Directive a: Arrange every line of the listing from the one containing "button[interactable]: I paid" down to the one containing "button[interactable]: Billable checkbox", both included, as a numbered list with blank lines omitted.

Text provided:
----

1 Introduction

The famous theorem of Jung states that any set with diameter \(1\) in \(\mathbb R ^d\) can be covered by the ball of radius \(R_d=\sqrt{\tfrac{d}{2(d+1)}}\) (see [3]).

The proof of this theorem is based on Helly’s theorem:

Theorem 1

(Helly’s theorem) Let \(\fancyscript{P}\) be a family of convex compact sets in \(\mathbb R ^d\) such that an intersection of any \(d+1\) of them is not empty. Then the intersection of all of the sets from \(\fancyscript{P}\) is not empty.

Helly’s theorem has many generalizations. Katchalski and Liu in 1979 [8] proved a “fractional” version of Helly’s theorem and Kalai in 1984 [7] gave the strongest version of it. In 1979, Lovász suggested a “colorful” version of Helly’s theorem. In this paper, we give analogous generalizations of Jung’s theorem.

2 The Fractinal Version of Jung’s Theorem

Let us recall the fractional version of Helly’s theorem.

----

Records to process:
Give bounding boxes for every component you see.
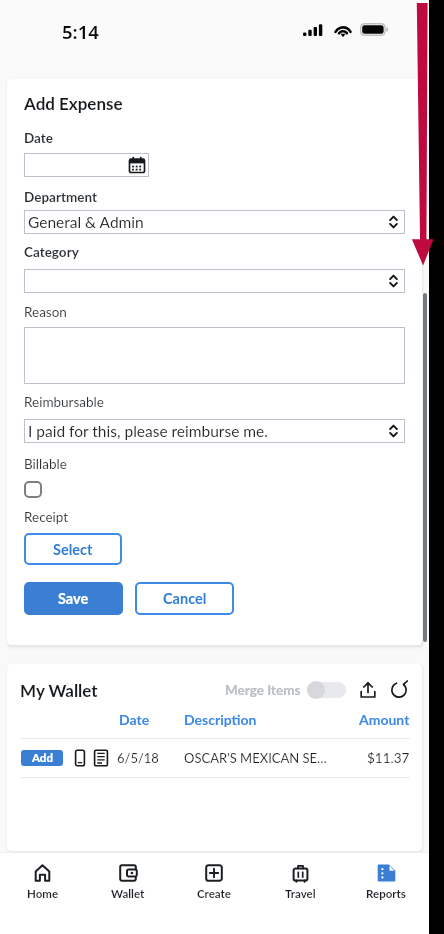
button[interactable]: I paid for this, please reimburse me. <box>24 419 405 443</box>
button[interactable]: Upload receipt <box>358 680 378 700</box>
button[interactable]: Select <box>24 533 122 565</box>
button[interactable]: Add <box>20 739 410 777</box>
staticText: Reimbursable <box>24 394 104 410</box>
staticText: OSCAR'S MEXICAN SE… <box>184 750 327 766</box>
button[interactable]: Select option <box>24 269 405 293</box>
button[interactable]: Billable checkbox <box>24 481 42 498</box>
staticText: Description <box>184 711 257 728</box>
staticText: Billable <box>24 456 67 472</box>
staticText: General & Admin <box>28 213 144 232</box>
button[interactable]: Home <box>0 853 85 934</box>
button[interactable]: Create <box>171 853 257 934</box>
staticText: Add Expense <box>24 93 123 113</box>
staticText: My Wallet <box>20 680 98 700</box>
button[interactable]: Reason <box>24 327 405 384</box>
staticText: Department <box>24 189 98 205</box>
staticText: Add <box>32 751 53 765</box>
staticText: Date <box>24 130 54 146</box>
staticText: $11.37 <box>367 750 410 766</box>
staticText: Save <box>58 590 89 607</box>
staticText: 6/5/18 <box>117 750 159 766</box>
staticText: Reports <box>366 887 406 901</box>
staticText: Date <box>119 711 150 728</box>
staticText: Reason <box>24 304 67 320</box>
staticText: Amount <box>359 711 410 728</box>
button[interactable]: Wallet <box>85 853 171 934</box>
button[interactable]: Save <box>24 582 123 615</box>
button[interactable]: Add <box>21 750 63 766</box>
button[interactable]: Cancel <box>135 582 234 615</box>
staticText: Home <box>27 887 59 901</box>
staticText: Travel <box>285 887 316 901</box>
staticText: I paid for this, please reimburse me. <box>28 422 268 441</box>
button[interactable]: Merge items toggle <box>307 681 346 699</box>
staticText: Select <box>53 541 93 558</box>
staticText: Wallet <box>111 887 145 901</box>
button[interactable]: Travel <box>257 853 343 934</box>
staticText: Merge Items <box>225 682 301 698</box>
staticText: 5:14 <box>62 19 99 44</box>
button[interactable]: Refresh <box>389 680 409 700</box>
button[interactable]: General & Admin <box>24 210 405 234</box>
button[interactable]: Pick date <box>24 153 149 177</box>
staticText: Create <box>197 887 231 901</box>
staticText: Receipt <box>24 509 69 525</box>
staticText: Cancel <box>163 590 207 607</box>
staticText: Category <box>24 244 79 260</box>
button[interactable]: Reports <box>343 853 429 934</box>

----

Directive b: According to the introduction on Jung's theorem, in what year did Lovász suggest a "colorful" version of Helly's theorem?

Worked answer a:
1. button[interactable]: I paid for this, please reimburse me. <box>24 419 405 443</box>
2. button[interactable]: Upload receipt <box>358 680 378 700</box>
3. button[interactable]: Select <box>24 533 122 565</box>
4. button[interactable]: Add <box>20 739 410 777</box>
5. staticText: Reimbursable <box>24 394 104 410</box>
6. staticText: OSCAR'S MEXICAN SE… <box>184 750 327 766</box>
7. button[interactable]: Select option <box>24 269 405 293</box>
8. button[interactable]: Billable checkbox <box>24 481 42 498</box>

Worked answer b: In 1979.